— START SUPPLIED MATERIAL —
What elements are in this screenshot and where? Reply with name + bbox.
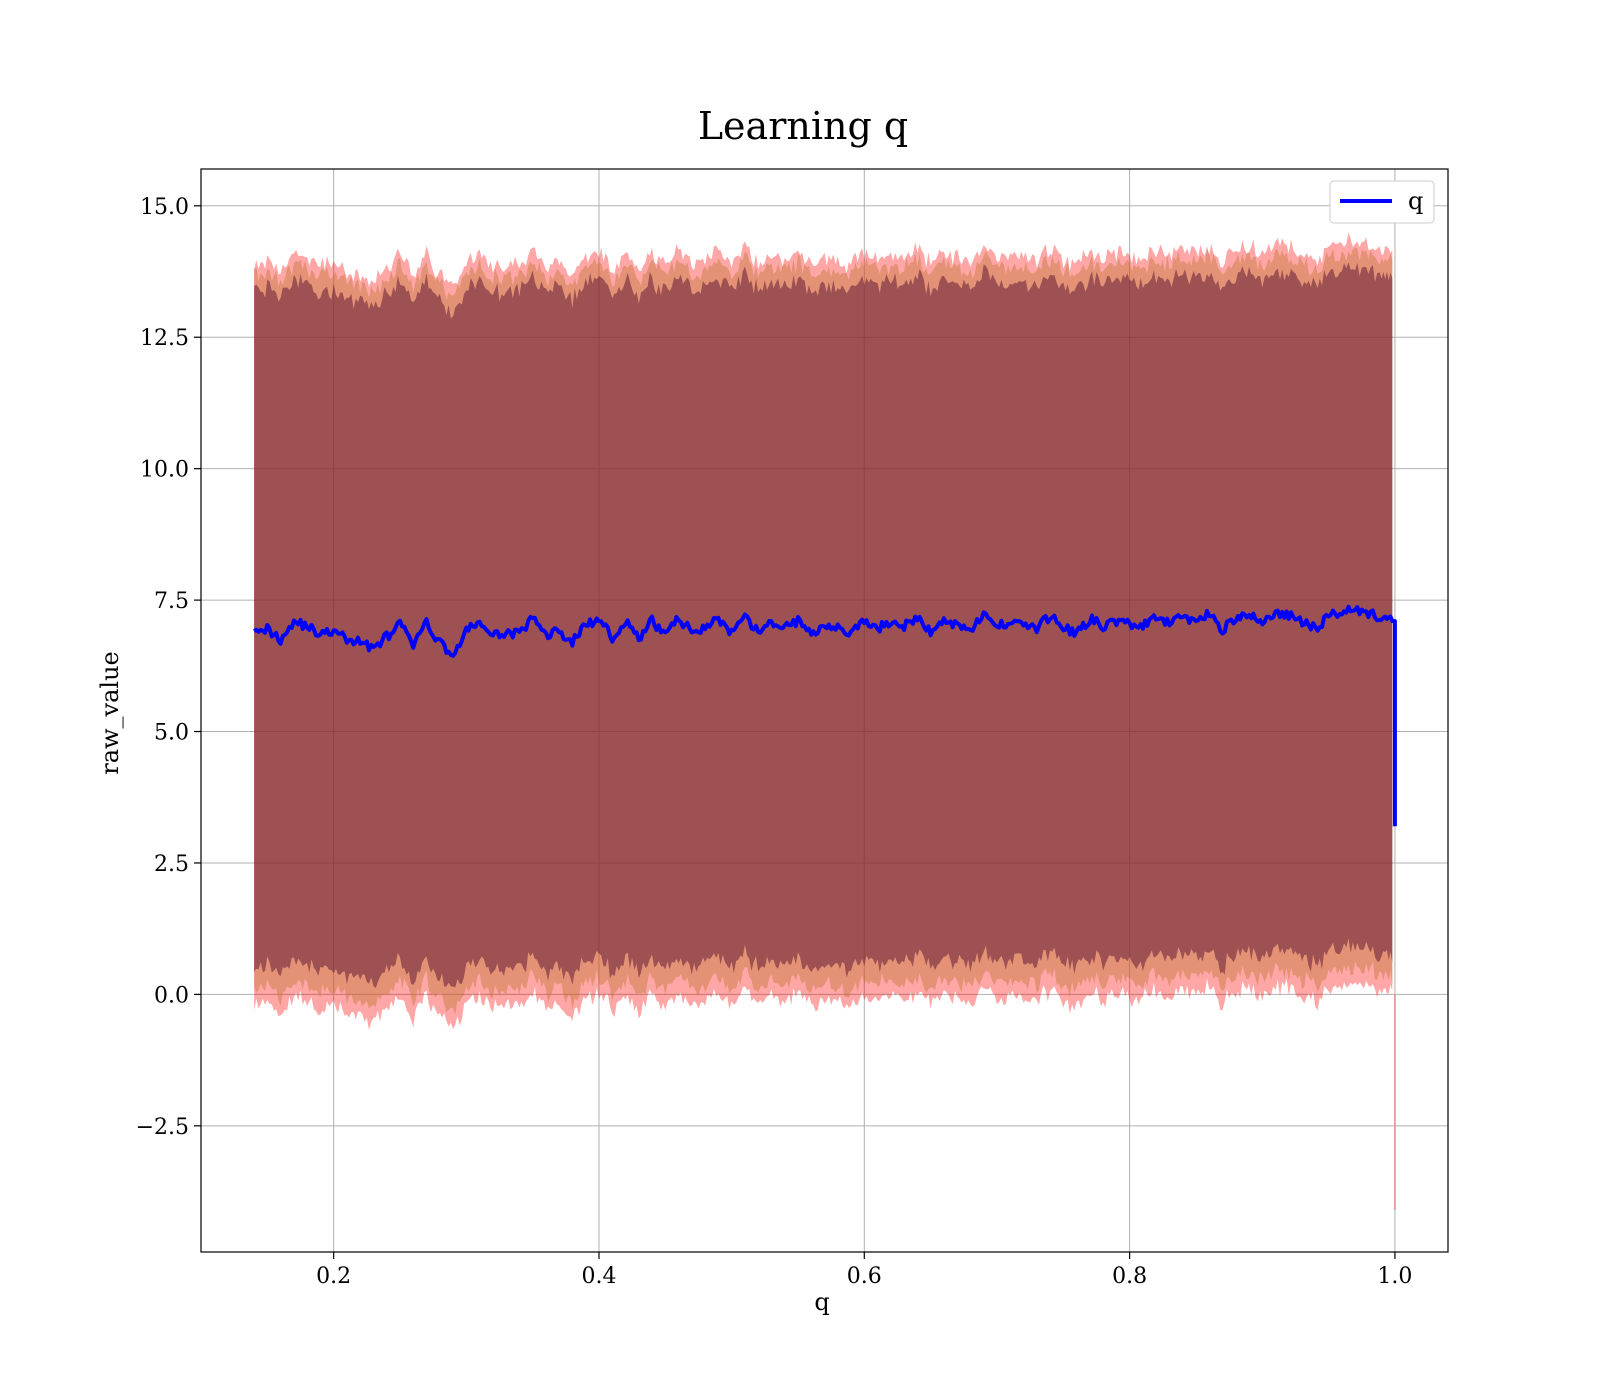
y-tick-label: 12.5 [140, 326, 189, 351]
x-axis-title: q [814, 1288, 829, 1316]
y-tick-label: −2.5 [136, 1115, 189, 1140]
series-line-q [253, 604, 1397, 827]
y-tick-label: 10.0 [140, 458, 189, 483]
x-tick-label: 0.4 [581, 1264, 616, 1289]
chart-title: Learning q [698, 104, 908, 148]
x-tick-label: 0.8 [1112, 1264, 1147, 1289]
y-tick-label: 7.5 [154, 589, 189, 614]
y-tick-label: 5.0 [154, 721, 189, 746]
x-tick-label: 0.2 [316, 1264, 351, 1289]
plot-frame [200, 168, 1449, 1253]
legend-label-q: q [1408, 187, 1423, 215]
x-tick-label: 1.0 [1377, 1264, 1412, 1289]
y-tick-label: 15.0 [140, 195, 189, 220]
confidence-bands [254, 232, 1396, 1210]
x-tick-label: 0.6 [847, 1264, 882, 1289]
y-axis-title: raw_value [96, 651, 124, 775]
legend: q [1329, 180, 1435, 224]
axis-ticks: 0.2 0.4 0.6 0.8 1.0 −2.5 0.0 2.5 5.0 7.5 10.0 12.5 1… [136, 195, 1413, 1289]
— END SUPPLIED MATERIAL —
WHAT YOU HAVE TO DO – Rewrite the records from the line with "y-tick-label: 12.5 [140, 326, 189, 351]" through the end, putting "raw_score" wherever "raw_value" appears and leaving everything else the same.

EXERCISE OUTPUT –
y-tick-label: 12.5 [140, 326, 189, 351]
x-axis-title: q [814, 1288, 829, 1316]
y-tick-label: −2.5 [136, 1115, 189, 1140]
series-line-q [253, 604, 1397, 827]
y-tick-label: 10.0 [140, 458, 189, 483]
x-tick-label: 0.4 [581, 1264, 616, 1289]
chart-title: Learning q [698, 104, 908, 148]
x-tick-label: 0.8 [1112, 1264, 1147, 1289]
y-tick-label: 7.5 [154, 589, 189, 614]
y-tick-label: 5.0 [154, 721, 189, 746]
x-tick-label: 0.2 [316, 1264, 351, 1289]
plot-frame [200, 168, 1449, 1253]
legend-label-q: q [1408, 187, 1423, 215]
x-tick-label: 1.0 [1377, 1264, 1412, 1289]
y-tick-label: 15.0 [140, 195, 189, 220]
confidence-bands [254, 232, 1396, 1210]
x-tick-label: 0.6 [847, 1264, 882, 1289]
y-axis-title: raw_score [96, 651, 124, 775]
legend: q [1329, 180, 1435, 224]
axis-ticks: 0.2 0.4 0.6 0.8 1.0 −2.5 0.0 2.5 5.0 7.5 10.0 12.5 1… [136, 195, 1413, 1289]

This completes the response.